◆ Problem:
Locate all lines with the word "name" and copy them out.

Stored items
# # # # # # #

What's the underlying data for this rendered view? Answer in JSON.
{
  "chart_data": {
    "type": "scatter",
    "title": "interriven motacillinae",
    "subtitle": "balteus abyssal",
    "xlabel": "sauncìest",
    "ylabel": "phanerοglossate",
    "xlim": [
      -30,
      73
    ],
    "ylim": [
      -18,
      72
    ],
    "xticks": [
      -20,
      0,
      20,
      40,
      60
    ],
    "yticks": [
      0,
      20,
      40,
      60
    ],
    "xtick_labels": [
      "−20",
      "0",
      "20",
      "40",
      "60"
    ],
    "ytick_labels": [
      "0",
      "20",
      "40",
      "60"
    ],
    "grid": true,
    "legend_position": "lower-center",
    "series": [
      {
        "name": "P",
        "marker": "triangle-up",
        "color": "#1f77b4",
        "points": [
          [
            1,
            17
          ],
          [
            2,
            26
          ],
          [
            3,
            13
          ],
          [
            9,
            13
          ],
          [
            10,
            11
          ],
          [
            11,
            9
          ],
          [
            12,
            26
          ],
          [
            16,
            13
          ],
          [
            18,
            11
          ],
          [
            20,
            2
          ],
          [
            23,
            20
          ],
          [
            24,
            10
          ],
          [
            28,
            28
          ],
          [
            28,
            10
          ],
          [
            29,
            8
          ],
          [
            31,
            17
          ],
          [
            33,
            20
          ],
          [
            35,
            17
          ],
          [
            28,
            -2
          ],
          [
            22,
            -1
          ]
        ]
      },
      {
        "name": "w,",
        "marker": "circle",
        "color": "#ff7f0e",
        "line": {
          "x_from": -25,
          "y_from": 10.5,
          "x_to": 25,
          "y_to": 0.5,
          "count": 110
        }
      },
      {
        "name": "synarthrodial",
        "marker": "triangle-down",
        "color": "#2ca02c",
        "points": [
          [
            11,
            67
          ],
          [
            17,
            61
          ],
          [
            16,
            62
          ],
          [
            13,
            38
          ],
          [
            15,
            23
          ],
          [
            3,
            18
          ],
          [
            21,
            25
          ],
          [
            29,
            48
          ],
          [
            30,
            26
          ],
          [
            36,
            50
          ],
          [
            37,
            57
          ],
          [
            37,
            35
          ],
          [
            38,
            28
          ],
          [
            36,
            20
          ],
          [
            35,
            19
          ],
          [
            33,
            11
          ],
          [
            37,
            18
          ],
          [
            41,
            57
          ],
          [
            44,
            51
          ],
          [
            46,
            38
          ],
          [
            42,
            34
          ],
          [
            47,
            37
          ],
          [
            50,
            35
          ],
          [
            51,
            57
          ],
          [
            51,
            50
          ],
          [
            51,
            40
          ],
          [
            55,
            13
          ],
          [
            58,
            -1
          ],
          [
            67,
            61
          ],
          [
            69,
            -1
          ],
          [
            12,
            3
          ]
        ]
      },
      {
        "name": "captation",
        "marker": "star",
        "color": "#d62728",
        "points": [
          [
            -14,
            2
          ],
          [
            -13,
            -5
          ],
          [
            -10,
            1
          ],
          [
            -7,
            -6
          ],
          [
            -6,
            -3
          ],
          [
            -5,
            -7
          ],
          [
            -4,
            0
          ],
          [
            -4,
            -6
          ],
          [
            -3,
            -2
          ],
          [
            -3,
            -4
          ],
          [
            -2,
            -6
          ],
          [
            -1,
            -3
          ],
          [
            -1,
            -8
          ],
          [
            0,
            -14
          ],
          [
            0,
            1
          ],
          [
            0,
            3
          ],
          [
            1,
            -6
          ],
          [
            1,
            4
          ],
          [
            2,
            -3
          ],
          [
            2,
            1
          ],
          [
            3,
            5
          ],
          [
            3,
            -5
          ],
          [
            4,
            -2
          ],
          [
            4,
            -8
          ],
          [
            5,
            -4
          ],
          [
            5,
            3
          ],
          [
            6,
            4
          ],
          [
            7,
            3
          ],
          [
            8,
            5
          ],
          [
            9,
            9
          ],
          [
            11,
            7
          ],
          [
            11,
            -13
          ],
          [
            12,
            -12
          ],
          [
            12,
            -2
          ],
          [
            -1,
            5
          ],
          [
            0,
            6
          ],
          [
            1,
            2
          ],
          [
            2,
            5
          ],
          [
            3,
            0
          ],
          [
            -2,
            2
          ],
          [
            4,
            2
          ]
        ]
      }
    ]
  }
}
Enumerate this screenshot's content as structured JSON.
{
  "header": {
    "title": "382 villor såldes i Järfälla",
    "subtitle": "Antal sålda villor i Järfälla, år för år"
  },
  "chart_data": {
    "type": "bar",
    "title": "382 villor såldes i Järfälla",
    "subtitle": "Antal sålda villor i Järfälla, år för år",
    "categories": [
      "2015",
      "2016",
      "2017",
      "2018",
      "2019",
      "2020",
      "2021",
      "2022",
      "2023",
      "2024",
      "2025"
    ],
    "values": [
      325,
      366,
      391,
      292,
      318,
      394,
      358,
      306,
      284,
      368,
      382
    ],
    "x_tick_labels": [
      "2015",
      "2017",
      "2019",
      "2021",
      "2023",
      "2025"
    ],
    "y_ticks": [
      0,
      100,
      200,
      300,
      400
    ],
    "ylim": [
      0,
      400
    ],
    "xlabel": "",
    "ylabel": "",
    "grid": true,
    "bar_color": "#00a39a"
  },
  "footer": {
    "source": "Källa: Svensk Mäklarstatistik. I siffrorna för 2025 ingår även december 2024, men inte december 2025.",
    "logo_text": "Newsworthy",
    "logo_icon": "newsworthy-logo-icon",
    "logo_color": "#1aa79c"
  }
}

# # # # # # #

◆ Full solution:
        "name": "P",
        "name": "w,",
        "name": "synarthrodial",
        "name": "captation",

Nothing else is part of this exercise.